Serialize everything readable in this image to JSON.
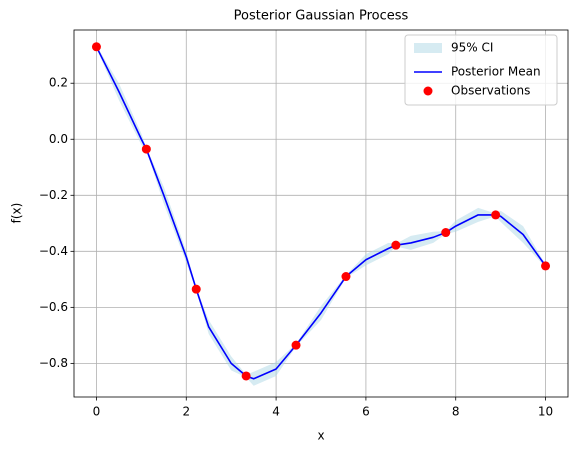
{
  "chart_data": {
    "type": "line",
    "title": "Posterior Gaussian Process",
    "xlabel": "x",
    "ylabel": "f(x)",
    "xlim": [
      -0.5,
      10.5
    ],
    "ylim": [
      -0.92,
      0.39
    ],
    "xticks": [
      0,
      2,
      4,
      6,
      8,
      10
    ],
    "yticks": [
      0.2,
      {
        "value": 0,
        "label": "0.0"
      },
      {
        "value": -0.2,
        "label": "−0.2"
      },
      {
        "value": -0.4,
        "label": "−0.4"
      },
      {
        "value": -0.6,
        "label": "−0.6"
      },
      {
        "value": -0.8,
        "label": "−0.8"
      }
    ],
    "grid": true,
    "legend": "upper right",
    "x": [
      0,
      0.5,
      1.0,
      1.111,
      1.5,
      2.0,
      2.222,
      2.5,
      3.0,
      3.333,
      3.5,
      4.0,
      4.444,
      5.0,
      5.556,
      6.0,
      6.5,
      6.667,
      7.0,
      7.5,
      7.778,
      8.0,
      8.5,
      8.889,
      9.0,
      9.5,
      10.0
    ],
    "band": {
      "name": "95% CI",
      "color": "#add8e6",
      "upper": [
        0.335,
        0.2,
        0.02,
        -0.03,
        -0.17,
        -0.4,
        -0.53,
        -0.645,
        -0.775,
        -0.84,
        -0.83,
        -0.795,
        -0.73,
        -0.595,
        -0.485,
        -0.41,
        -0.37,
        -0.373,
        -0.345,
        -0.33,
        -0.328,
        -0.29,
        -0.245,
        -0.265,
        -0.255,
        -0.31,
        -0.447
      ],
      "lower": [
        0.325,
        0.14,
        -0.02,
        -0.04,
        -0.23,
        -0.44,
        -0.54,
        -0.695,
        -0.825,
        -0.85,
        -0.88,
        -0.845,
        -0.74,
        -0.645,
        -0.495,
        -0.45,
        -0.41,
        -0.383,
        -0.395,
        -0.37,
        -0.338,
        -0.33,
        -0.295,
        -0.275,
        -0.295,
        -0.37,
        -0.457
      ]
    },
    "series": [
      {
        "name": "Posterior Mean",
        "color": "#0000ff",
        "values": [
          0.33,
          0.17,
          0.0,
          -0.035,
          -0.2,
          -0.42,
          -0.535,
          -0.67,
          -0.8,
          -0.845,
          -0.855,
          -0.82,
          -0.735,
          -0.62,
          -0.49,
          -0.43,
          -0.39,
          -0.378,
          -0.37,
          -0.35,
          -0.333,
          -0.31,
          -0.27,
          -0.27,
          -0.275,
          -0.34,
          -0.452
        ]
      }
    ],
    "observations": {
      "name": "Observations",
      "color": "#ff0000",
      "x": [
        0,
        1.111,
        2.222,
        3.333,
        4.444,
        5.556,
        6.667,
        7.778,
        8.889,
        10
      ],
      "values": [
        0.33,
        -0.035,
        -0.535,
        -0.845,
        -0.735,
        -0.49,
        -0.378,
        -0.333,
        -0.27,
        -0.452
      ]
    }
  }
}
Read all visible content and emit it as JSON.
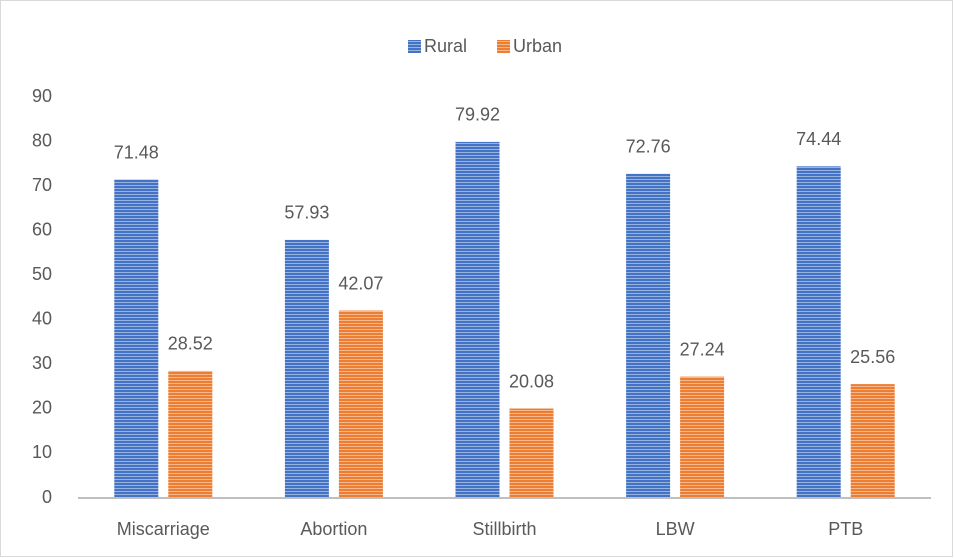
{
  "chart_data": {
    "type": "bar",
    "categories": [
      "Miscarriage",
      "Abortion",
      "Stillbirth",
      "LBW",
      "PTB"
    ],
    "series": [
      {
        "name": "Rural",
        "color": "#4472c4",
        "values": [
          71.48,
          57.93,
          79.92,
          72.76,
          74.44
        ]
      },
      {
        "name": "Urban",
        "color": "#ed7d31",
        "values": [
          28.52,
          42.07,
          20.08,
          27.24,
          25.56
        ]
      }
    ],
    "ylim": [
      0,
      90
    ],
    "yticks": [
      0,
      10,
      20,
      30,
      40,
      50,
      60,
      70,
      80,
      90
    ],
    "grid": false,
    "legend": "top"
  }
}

* [WHAT THE EXERCISE ASKS] Set down every record once more, word for word, without pictures.

* [EXERCISE SOLUTION]
Serialize everything readable in this image to JSON.
{
  "chart_data": {
    "type": "line",
    "title": "Posterior Gaussian Process",
    "xlabel": "x",
    "ylabel": "f(x)",
    "xlim": [
      -0.5,
      10.5
    ],
    "ylim": [
      -0.92,
      0.39
    ],
    "xticks": [
      0,
      2,
      4,
      6,
      8,
      10
    ],
    "yticks": [
      0.2,
      {
        "value": 0,
        "label": "0.0"
      },
      {
        "value": -0.2,
        "label": "−0.2"
      },
      {
        "value": -0.4,
        "label": "−0.4"
      },
      {
        "value": -0.6,
        "label": "−0.6"
      },
      {
        "value": -0.8,
        "label": "−0.8"
      }
    ],
    "grid": true,
    "legend": "upper right",
    "x": [
      0,
      0.5,
      1.0,
      1.111,
      1.5,
      2.0,
      2.222,
      2.5,
      3.0,
      3.333,
      3.5,
      4.0,
      4.444,
      5.0,
      5.556,
      6.0,
      6.5,
      6.667,
      7.0,
      7.5,
      7.778,
      8.0,
      8.5,
      8.889,
      9.0,
      9.5,
      10.0
    ],
    "band": {
      "name": "95% CI",
      "color": "#add8e6",
      "upper": [
        0.335,
        0.2,
        0.02,
        -0.03,
        -0.17,
        -0.4,
        -0.53,
        -0.645,
        -0.775,
        -0.84,
        -0.83,
        -0.795,
        -0.73,
        -0.595,
        -0.485,
        -0.41,
        -0.37,
        -0.373,
        -0.345,
        -0.33,
        -0.328,
        -0.29,
        -0.245,
        -0.265,
        -0.255,
        -0.31,
        -0.447
      ],
      "lower": [
        0.325,
        0.14,
        -0.02,
        -0.04,
        -0.23,
        -0.44,
        -0.54,
        -0.695,
        -0.825,
        -0.85,
        -0.88,
        -0.845,
        -0.74,
        -0.645,
        -0.495,
        -0.45,
        -0.41,
        -0.383,
        -0.395,
        -0.37,
        -0.338,
        -0.33,
        -0.295,
        -0.275,
        -0.295,
        -0.37,
        -0.457
      ]
    },
    "series": [
      {
        "name": "Posterior Mean",
        "color": "#0000ff",
        "values": [
          0.33,
          0.17,
          0.0,
          -0.035,
          -0.2,
          -0.42,
          -0.535,
          -0.67,
          -0.8,
          -0.845,
          -0.855,
          -0.82,
          -0.735,
          -0.62,
          -0.49,
          -0.43,
          -0.39,
          -0.378,
          -0.37,
          -0.35,
          -0.333,
          -0.31,
          -0.27,
          -0.27,
          -0.275,
          -0.34,
          -0.452
        ]
      }
    ],
    "observations": {
      "name": "Observations",
      "color": "#ff0000",
      "x": [
        0,
        1.111,
        2.222,
        3.333,
        4.444,
        5.556,
        6.667,
        7.778,
        8.889,
        10
      ],
      "values": [
        0.33,
        -0.035,
        -0.535,
        -0.845,
        -0.735,
        -0.49,
        -0.378,
        -0.333,
        -0.27,
        -0.452
      ]
    }
  }
}
Read all visible content and emit it as JSON.
{
  "chart_data": {
    "type": "bar",
    "categories": [
      "Miscarriage",
      "Abortion",
      "Stillbirth",
      "LBW",
      "PTB"
    ],
    "series": [
      {
        "name": "Rural",
        "color": "#4472c4",
        "values": [
          71.48,
          57.93,
          79.92,
          72.76,
          74.44
        ]
      },
      {
        "name": "Urban",
        "color": "#ed7d31",
        "values": [
          28.52,
          42.07,
          20.08,
          27.24,
          25.56
        ]
      }
    ],
    "ylim": [
      0,
      90
    ],
    "yticks": [
      0,
      10,
      20,
      30,
      40,
      50,
      60,
      70,
      80,
      90
    ],
    "grid": false,
    "legend": "top"
  }
}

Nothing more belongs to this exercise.